YOUR INSTRUCTIONS:
Go through the listing and return every line with "morgan" in it.

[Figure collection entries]

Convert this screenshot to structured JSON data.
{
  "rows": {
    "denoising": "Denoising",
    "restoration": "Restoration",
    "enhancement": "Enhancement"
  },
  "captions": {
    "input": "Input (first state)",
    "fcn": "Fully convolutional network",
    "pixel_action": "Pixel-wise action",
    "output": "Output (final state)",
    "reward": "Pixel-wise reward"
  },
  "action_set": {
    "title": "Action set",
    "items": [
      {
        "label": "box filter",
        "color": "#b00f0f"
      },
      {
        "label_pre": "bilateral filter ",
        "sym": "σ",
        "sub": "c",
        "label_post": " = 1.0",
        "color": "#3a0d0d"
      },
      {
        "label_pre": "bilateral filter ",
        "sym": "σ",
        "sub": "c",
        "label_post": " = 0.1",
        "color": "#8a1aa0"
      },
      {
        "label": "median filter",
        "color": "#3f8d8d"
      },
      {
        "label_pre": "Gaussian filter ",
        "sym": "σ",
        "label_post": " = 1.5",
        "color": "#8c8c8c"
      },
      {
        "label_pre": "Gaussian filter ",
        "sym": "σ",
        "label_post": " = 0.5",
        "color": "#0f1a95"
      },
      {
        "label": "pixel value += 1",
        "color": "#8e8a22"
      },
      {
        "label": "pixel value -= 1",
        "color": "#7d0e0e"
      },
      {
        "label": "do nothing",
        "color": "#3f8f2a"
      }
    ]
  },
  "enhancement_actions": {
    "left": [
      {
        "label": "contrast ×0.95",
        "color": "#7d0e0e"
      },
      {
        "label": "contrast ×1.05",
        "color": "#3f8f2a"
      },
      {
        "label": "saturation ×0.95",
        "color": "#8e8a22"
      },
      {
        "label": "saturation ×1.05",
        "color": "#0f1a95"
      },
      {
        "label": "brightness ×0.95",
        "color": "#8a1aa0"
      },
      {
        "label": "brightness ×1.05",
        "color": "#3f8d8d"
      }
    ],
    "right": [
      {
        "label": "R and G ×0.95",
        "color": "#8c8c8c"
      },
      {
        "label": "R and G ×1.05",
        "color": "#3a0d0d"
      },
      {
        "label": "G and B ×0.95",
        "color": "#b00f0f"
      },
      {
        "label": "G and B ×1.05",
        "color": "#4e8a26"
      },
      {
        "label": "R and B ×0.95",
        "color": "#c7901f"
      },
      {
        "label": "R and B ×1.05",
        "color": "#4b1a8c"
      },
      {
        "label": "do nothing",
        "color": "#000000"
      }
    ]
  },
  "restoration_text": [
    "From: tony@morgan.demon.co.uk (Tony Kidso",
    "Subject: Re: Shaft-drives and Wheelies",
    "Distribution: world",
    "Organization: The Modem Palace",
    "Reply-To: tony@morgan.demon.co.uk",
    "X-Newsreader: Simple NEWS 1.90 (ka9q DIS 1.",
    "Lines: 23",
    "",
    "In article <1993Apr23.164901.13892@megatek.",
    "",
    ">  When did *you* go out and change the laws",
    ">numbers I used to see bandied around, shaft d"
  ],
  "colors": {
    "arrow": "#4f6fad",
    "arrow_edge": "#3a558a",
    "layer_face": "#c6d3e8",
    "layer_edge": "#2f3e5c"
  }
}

WRITTEN ANSWER:
    "From: tony@morgan.demon.co.uk (Tony Kidso",
    "Reply-To: tony@morgan.demon.co.uk",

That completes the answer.